[Figure record listings]
_ _ _ _
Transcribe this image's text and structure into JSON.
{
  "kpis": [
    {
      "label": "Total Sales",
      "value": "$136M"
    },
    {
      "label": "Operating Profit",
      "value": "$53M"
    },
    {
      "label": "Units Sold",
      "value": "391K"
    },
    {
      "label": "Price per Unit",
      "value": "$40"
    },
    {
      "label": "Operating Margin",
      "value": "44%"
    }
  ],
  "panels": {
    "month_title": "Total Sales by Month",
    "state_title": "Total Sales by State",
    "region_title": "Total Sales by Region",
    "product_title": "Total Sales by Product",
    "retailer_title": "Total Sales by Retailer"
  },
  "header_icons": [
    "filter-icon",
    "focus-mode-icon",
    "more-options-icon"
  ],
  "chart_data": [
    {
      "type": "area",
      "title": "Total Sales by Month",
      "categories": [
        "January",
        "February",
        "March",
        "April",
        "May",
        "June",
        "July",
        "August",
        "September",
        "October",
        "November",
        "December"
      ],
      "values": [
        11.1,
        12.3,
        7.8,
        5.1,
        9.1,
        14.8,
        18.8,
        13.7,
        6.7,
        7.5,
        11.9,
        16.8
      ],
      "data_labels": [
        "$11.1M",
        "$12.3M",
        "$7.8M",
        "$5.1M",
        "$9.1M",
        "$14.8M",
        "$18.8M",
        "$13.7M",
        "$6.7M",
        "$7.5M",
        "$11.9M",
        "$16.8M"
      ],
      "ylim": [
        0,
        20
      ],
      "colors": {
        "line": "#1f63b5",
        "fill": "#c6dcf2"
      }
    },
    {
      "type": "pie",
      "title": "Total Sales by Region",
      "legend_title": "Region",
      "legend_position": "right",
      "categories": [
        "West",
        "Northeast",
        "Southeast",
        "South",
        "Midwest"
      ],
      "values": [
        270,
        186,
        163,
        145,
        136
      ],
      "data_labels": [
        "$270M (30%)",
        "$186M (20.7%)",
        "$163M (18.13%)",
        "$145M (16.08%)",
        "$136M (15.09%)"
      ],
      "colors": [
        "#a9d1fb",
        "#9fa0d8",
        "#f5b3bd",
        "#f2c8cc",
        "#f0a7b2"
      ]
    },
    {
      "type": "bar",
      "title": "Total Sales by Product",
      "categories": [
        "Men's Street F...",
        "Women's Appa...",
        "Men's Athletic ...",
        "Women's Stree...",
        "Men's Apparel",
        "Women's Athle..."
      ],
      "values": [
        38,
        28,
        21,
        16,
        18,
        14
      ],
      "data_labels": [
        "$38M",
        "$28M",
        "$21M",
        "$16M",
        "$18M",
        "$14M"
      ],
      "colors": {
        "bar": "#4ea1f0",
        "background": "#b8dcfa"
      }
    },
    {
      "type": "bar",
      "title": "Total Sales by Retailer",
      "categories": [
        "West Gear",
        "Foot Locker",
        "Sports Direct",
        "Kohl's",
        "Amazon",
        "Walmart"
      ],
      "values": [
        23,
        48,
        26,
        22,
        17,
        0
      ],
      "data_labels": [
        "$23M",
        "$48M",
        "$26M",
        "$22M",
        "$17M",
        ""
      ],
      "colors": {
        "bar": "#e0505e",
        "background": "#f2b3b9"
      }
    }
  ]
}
_ _ _ _
What you will do —
Copy all the lines, exactly.

The answer —
Transcribe this image's text and structure into JSON.
{
  "kpis": [
    {
      "label": "Total Sales",
      "value": "$136M"
    },
    {
      "label": "Operating Profit",
      "value": "$53M"
    },
    {
      "label": "Units Sold",
      "value": "391K"
    },
    {
      "label": "Price per Unit",
      "value": "$40"
    },
    {
      "label": "Operating Margin",
      "value": "44%"
    }
  ],
  "panels": {
    "month_title": "Total Sales by Month",
    "state_title": "Total Sales by State",
    "region_title": "Total Sales by Region",
    "product_title": "Total Sales by Product",
    "retailer_title": "Total Sales by Retailer"
  },
  "header_icons": [
    "filter-icon",
    "focus-mode-icon",
    "more-options-icon"
  ],
  "chart_data": [
    {
      "type": "area",
      "title": "Total Sales by Month",
      "categories": [
        "January",
        "February",
        "March",
        "April",
        "May",
        "June",
        "July",
        "August",
        "September",
        "October",
        "November",
        "December"
      ],
      "values": [
        11.1,
        12.3,
        7.8,
        5.1,
        9.1,
        14.8,
        18.8,
        13.7,
        6.7,
        7.5,
        11.9,
        16.8
      ],
      "data_labels": [
        "$11.1M",
        "$12.3M",
        "$7.8M",
        "$5.1M",
        "$9.1M",
        "$14.8M",
        "$18.8M",
        "$13.7M",
        "$6.7M",
        "$7.5M",
        "$11.9M",
        "$16.8M"
      ],
      "ylim": [
        0,
        20
      ],
      "colors": {
        "line": "#1f63b5",
        "fill": "#c6dcf2"
      }
    },
    {
      "type": "pie",
      "title": "Total Sales by Region",
      "legend_title": "Region",
      "legend_position": "right",
      "categories": [
        "West",
        "Northeast",
        "Southeast",
        "South",
        "Midwest"
      ],
      "values": [
        270,
        186,
        163,
        145,
        136
      ],
      "data_labels": [
        "$270M (30%)",
        "$186M (20.7%)",
        "$163M (18.13%)",
        "$145M (16.08%)",
        "$136M (15.09%)"
      ],
      "colors": [
        "#a9d1fb",
        "#9fa0d8",
        "#f5b3bd",
        "#f2c8cc",
        "#f0a7b2"
      ]
    },
    {
      "type": "bar",
      "title": "Total Sales by Product",
      "categories": [
        "Men's Street F...",
        "Women's Appa...",
        "Men's Athletic ...",
        "Women's Stree...",
        "Men's Apparel",
        "Women's Athle..."
      ],
      "values": [
        38,
        28,
        21,
        16,
        18,
        14
      ],
      "data_labels": [
        "$38M",
        "$28M",
        "$21M",
        "$16M",
        "$18M",
        "$14M"
      ],
      "colors": {
        "bar": "#4ea1f0",
        "background": "#b8dcfa"
      }
    },
    {
      "type": "bar",
      "title": "Total Sales by Retailer",
      "categories": [
        "West Gear",
        "Foot Locker",
        "Sports Direct",
        "Kohl's",
        "Amazon",
        "Walmart"
      ],
      "values": [
        23,
        48,
        26,
        22,
        17,
        0
      ],
      "data_labels": [
        "$23M",
        "$48M",
        "$26M",
        "$22M",
        "$17M",
        ""
      ],
      "colors": {
        "bar": "#e0505e",
        "background": "#f2b3b9"
      }
    }
  ]
}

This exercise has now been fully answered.